▶ **TEXT**:
═══

Both parameters are raw strings of the names. asname can be None if the regular name is to be used.

>>> print(ast.dump(ast.parse('from ..foo.bar import a as b, c'), indent=4))
Module(
    body=[
        ImportFrom(
            module='foo.bar',
            names=[
                alias(name='a', asname='b'),
                alias(name='c')],
            level=2)],
    type_ignores=[])

Control flow

Note

Optional clauses such as else are stored as an empty list if they’re not present.

class ast.If(test, body, orelse)

An if statement. test holds a single node, such as a Compare node. body and orelse each hold a list of nodes.

elif clauses don’t have a special representation in the AST, but rather appear as extra If nodes within the orelse section of the previous one.

>>> print(ast.dump(ast.parse("""
... if x:
...    ...
... elif y:
...    ...
... else:
...    ...
... """), indent=4))
Module(
    body=[
        If(
            test=Name(id='x', ctx=Load()),
            body=[
                Expr(
                    value=Constant(value=Ellipsis))],
            orelse=[
                If(
                    test=Name(id='y', ctx=Load()),
                    body=[
                        Expr(
                            value=Constant(value=Ellipsis))],
                    orelse=[
                        Expr(
                            value=Constant(value=Ellipsis))])])],
    type_ignores=[])
class ast.For(target, iter, body, orelse, type_comment)

A for loop. target holds the variable(s) the loop assigns to, as a single Name, Tuple or List node. iter holds the item to be looped over, again as a single node. body and orelse contain lists of nodes to execute. Those in orelse are executed if the loop finishes normally, rather than via a break statement.

type_comment

type_comment is an optional string with the type annotation as a comment.

>>> print(ast.dump(ast.parse("""
... for x in y:
...     ...
... else:
...     ...
... """), indent=4))
Module(
    body=[
        For(
            target=Name(id='x', ctx=Store()),
            iter=Name(id='y', ctx=Load()),
            body=[
                Expr(
                    value=Constant(value=Ellipsis))],
            orelse=[
                Expr(
                    value=Constant(value=Ellipsis))])],
    type_ignores=[])
class ast.While(test, body, orelse)

A while loop. test holds the condition, such as a Compare node.

═══

(Dataset excerpt)
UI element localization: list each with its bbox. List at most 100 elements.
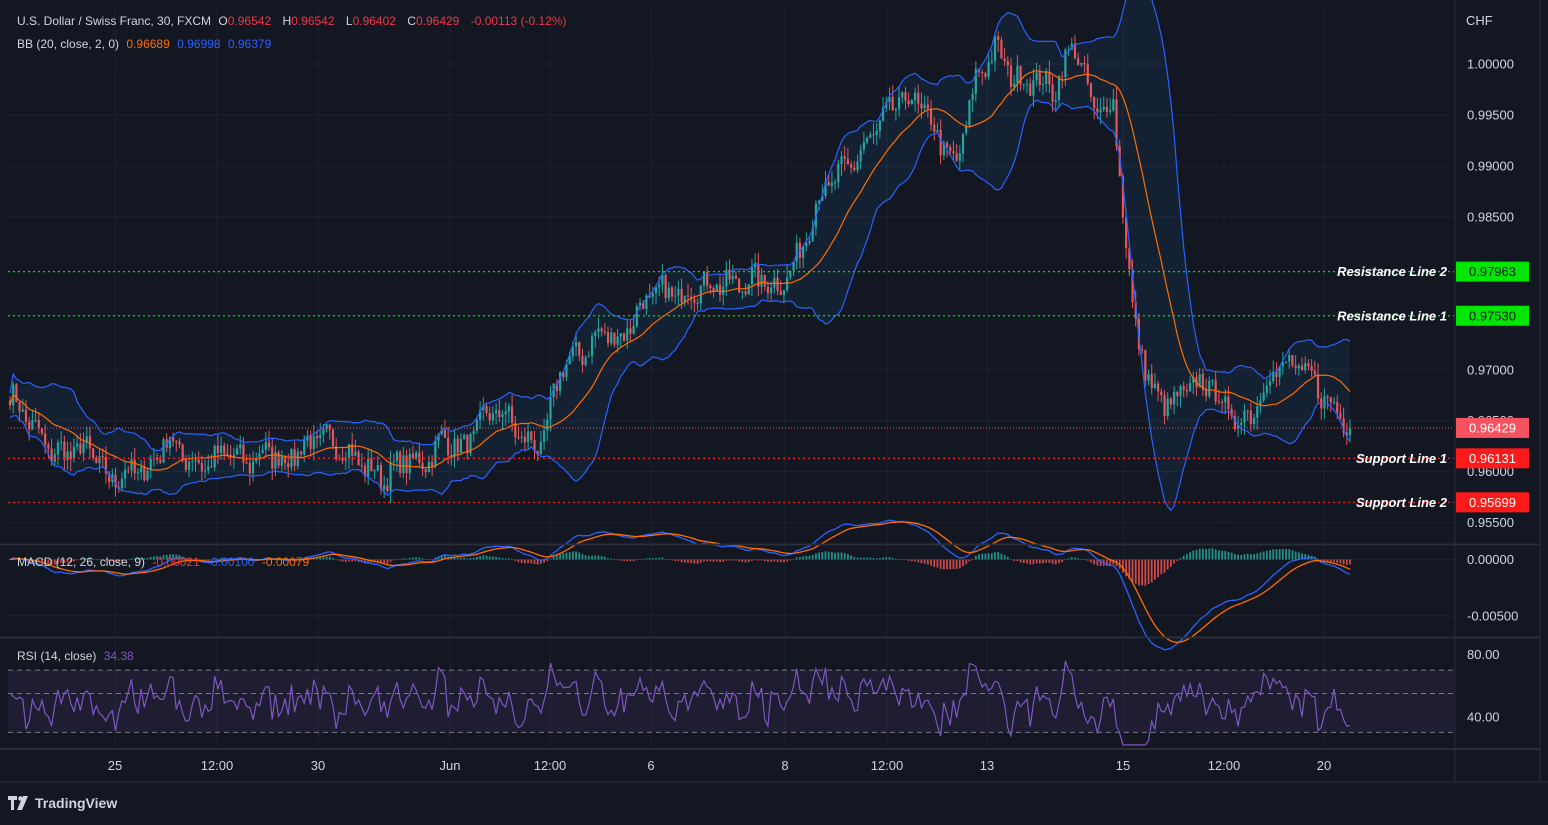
- candle-body[interactable]: [1297, 365, 1300, 369]
- candle-body[interactable]: [1029, 83, 1032, 96]
- candle-body[interactable]: [1147, 374, 1150, 381]
- candle-body[interactable]: [526, 431, 530, 443]
- symbol-title[interactable]: U.S. Dollar / Swiss Franc, 30, FXCM: [17, 14, 212, 28]
- candle-body[interactable]: [1227, 396, 1230, 410]
- candle-body[interactable]: [370, 458, 373, 472]
- candle-body[interactable]: [597, 328, 600, 333]
- candle-body[interactable]: [1061, 76, 1064, 78]
- candle-body[interactable]: [251, 461, 255, 474]
- candle-body[interactable]: [802, 245, 805, 258]
- candle-body[interactable]: [1150, 374, 1153, 388]
- candle-body[interactable]: [482, 405, 485, 411]
- candle-body[interactable]: [1160, 391, 1163, 396]
- candle-body[interactable]: [255, 459, 258, 462]
- candle-body[interactable]: [242, 444, 245, 463]
- candle-body[interactable]: [1284, 361, 1288, 363]
- candle-body[interactable]: [709, 285, 712, 289]
- candle-body[interactable]: [971, 93, 974, 100]
- candle-body[interactable]: [584, 356, 587, 366]
- candle-body[interactable]: [549, 397, 552, 420]
- candle-body[interactable]: [411, 453, 415, 459]
- candle-body[interactable]: [968, 99, 971, 126]
- candle-body[interactable]: [546, 419, 549, 431]
- candle-body[interactable]: [440, 429, 443, 434]
- candle-body[interactable]: [1208, 380, 1211, 397]
- candle-body[interactable]: [507, 406, 511, 412]
- candle-body[interactable]: [1220, 402, 1224, 404]
- candle-body[interactable]: [271, 447, 274, 469]
- candle-body[interactable]: [981, 71, 984, 74]
- macd-signal-line[interactable]: [9, 521, 1351, 643]
- candle-body[interactable]: [565, 364, 568, 378]
- candle-body[interactable]: [181, 444, 184, 461]
- candle-body[interactable]: [731, 275, 734, 280]
- candle-body[interactable]: [258, 453, 261, 460]
- candle-body[interactable]: [1192, 377, 1195, 384]
- candle-body[interactable]: [680, 288, 683, 303]
- macd-line[interactable]: [9, 519, 1351, 651]
- candle-body[interactable]: [1329, 397, 1332, 403]
- candle-body[interactable]: [997, 36, 1000, 40]
- candle-body[interactable]: [495, 410, 498, 414]
- candle-body[interactable]: [993, 36, 997, 62]
- candle-body[interactable]: [1141, 349, 1144, 351]
- candle-body[interactable]: [114, 474, 117, 488]
- candle-body[interactable]: [402, 455, 405, 474]
- candle-body[interactable]: [459, 438, 463, 453]
- rsi-pane[interactable]: [8, 660, 1454, 746]
- candle-body[interactable]: [146, 470, 149, 481]
- candle-body[interactable]: [203, 470, 207, 472]
- candle-body[interactable]: [917, 92, 920, 104]
- candle-body[interactable]: [1006, 60, 1009, 66]
- candle-body[interactable]: [587, 356, 590, 358]
- candle-body[interactable]: [622, 333, 626, 341]
- candle-body[interactable]: [1230, 409, 1233, 417]
- candle-body[interactable]: [31, 420, 34, 430]
- candle-body[interactable]: [1323, 396, 1326, 409]
- candle-body[interactable]: [1262, 392, 1265, 401]
- candle-body[interactable]: [1304, 363, 1307, 371]
- candle-body[interactable]: [95, 457, 98, 464]
- candle-body[interactable]: [130, 459, 133, 471]
- candle-body[interactable]: [44, 433, 47, 445]
- candle-body[interactable]: [1121, 176, 1125, 218]
- candle-body[interactable]: [235, 448, 239, 455]
- candle-body[interactable]: [1272, 371, 1275, 382]
- candle-body[interactable]: [200, 463, 203, 472]
- candle-body[interactable]: [1163, 395, 1166, 417]
- candle-body[interactable]: [187, 461, 191, 470]
- candle-body[interactable]: [581, 355, 584, 366]
- candle-body[interactable]: [1268, 381, 1272, 386]
- candle-body[interactable]: [667, 287, 670, 299]
- candle-body[interactable]: [693, 299, 696, 303]
- candle-body[interactable]: [782, 290, 786, 296]
- candle-body[interactable]: [18, 401, 21, 412]
- candle-body[interactable]: [945, 142, 949, 147]
- candle-body[interactable]: [108, 473, 111, 483]
- candle-body[interactable]: [1256, 406, 1259, 418]
- candle-body[interactable]: [104, 456, 108, 474]
- candle-body[interactable]: [1233, 416, 1236, 430]
- candle-body[interactable]: [974, 68, 977, 94]
- candle-body[interactable]: [140, 466, 143, 473]
- candle-body[interactable]: [603, 331, 606, 333]
- candle-body[interactable]: [1332, 402, 1336, 404]
- candle-body[interactable]: [958, 153, 961, 161]
- candle-body[interactable]: [82, 442, 85, 454]
- candle-body[interactable]: [15, 384, 18, 402]
- candle-body[interactable]: [1176, 391, 1179, 397]
- candle-body[interactable]: [1019, 65, 1022, 85]
- candle-body[interactable]: [267, 442, 271, 448]
- candle-body[interactable]: [1099, 109, 1102, 113]
- candle-body[interactable]: [530, 431, 533, 441]
- candle-body[interactable]: [619, 333, 622, 337]
- candle-body[interactable]: [1294, 365, 1297, 369]
- candle-body[interactable]: [363, 465, 367, 477]
- candle-body[interactable]: [514, 422, 517, 438]
- candle-body[interactable]: [72, 446, 76, 460]
- candle-body[interactable]: [1252, 417, 1256, 425]
- candle-body[interactable]: [405, 455, 408, 474]
- candle-body[interactable]: [299, 451, 303, 455]
- candle-body[interactable]: [776, 277, 779, 291]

═══

▶ **WHAT TO DO**:
• 1. Please give the stretch of the ast documentation text from "class ast.For(target, iter, body, orelse, type_comment)" through "a break statement." again, changing "break" to "return".
• 2. Copy the stretch of the listing from the line that contains "- candle-body[interactable]: [1297, 365, 1300, 369]" through the line that contains "- candle-body[interactable]: [565, 364, 568, 378]", keeping every line unchanged.
The text and the listing are unrelated to each other.

▶ **EXPECTED RESULTS**:
• 1.
class ast.For(target, iter, body, orelse, type_comment)

A for loop. target holds the variable(s) the loop assigns to, as a single Name, Tuple or List node. iter holds the item to be looped over, again as a single node. body and orelse contain lists of nodes to execute. Those in orelse are executed if the loop finishes normally, rather than via a return statement.

• 2.
- candle-body[interactable]: [1297, 365, 1300, 369]
- candle-body[interactable]: [1029, 83, 1032, 96]
- candle-body[interactable]: [1147, 374, 1150, 381]
- candle-body[interactable]: [526, 431, 530, 443]
- symbol-title[interactable]: U.S. Dollar / Swiss Franc, 30, FXCM: [17, 14, 212, 28]
- candle-body[interactable]: [1227, 396, 1230, 410]
- candle-body[interactable]: [370, 458, 373, 472]
- candle-body[interactable]: [597, 328, 600, 333]
- candle-body[interactable]: [1061, 76, 1064, 78]
- candle-body[interactable]: [251, 461, 255, 474]
- candle-body[interactable]: [802, 245, 805, 258]
- candle-body[interactable]: [1150, 374, 1153, 388]
- candle-body[interactable]: [482, 405, 485, 411]
- candle-body[interactable]: [1160, 391, 1163, 396]
- candle-body[interactable]: [255, 459, 258, 462]
- candle-body[interactable]: [242, 444, 245, 463]
- candle-body[interactable]: [1284, 361, 1288, 363]
- candle-body[interactable]: [709, 285, 712, 289]
- candle-body[interactable]: [971, 93, 974, 100]
- candle-body[interactable]: [584, 356, 587, 366]
- candle-body[interactable]: [549, 397, 552, 420]
- candle-body[interactable]: [411, 453, 415, 459]
- candle-body[interactable]: [968, 99, 971, 126]
- candle-body[interactable]: [546, 419, 549, 431]
- candle-body[interactable]: [440, 429, 443, 434]
- candle-body[interactable]: [1208, 380, 1211, 397]
- candle-body[interactable]: [507, 406, 511, 412]
- candle-body[interactable]: [1220, 402, 1224, 404]
- candle-body[interactable]: [271, 447, 274, 469]
- candle-body[interactable]: [981, 71, 984, 74]
- macd-signal-line[interactable]: [9, 521, 1351, 643]
- candle-body[interactable]: [565, 364, 568, 378]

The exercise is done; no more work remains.